INSTRUCTION: Copy the lines holding the word "this", all of them.
:::::
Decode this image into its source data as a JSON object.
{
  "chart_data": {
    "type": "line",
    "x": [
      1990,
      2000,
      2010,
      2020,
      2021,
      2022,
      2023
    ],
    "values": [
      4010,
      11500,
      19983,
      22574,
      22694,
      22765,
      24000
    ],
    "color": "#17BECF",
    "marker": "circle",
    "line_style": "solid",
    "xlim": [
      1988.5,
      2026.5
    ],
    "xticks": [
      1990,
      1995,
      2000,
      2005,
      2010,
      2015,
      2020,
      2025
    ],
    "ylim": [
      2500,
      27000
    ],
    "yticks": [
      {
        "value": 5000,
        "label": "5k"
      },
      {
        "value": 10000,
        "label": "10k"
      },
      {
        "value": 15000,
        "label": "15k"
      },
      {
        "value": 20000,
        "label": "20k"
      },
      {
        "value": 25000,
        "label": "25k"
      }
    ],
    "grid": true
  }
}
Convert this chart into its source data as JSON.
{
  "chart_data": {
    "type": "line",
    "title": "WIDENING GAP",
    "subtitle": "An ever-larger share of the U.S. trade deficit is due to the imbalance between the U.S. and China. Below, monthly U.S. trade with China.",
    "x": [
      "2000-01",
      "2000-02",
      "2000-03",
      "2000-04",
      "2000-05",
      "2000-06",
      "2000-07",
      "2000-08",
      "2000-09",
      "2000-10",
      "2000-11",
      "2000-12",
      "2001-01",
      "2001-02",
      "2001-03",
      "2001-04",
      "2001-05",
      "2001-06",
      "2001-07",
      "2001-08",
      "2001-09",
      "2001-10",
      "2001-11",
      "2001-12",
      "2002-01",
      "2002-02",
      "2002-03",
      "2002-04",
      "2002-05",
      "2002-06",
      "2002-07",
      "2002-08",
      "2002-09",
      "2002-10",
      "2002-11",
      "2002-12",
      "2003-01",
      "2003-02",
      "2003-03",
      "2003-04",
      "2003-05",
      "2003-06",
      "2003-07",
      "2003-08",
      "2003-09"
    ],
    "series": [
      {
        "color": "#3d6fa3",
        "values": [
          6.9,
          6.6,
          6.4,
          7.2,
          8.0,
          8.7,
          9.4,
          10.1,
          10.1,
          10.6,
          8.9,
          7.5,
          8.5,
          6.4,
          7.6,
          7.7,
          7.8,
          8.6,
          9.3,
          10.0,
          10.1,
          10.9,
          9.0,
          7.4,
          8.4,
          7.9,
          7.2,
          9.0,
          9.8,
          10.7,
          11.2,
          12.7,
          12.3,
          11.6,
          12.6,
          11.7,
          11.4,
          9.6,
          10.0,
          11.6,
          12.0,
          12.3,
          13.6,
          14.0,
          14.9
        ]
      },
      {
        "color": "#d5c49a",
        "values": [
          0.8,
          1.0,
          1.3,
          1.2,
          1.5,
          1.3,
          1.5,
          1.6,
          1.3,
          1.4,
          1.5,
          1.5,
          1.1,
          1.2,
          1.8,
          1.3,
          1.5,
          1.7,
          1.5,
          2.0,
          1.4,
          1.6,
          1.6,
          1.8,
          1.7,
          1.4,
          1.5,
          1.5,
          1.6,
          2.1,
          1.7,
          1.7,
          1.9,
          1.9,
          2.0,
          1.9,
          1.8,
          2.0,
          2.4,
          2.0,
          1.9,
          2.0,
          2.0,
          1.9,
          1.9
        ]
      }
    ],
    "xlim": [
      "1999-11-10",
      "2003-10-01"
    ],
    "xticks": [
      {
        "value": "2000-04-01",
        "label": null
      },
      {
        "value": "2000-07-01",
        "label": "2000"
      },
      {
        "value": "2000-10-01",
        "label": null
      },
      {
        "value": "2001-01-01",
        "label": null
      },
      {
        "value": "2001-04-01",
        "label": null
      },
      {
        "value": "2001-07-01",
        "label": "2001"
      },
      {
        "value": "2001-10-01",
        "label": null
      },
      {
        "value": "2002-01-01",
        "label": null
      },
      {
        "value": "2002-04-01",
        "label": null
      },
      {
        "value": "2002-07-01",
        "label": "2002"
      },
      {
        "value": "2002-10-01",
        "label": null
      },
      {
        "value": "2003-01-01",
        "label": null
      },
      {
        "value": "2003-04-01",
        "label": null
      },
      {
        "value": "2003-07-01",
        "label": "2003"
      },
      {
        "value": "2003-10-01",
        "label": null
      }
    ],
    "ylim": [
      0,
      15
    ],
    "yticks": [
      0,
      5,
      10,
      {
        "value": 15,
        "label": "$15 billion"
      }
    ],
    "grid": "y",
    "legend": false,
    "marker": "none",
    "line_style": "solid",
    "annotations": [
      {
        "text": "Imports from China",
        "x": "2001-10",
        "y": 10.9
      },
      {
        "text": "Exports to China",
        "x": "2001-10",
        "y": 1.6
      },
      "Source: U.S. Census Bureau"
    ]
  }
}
:::::
FINISHED TASK:
Decode this image into its source data as a JSON object.
Convert this chart into its source data as JSON.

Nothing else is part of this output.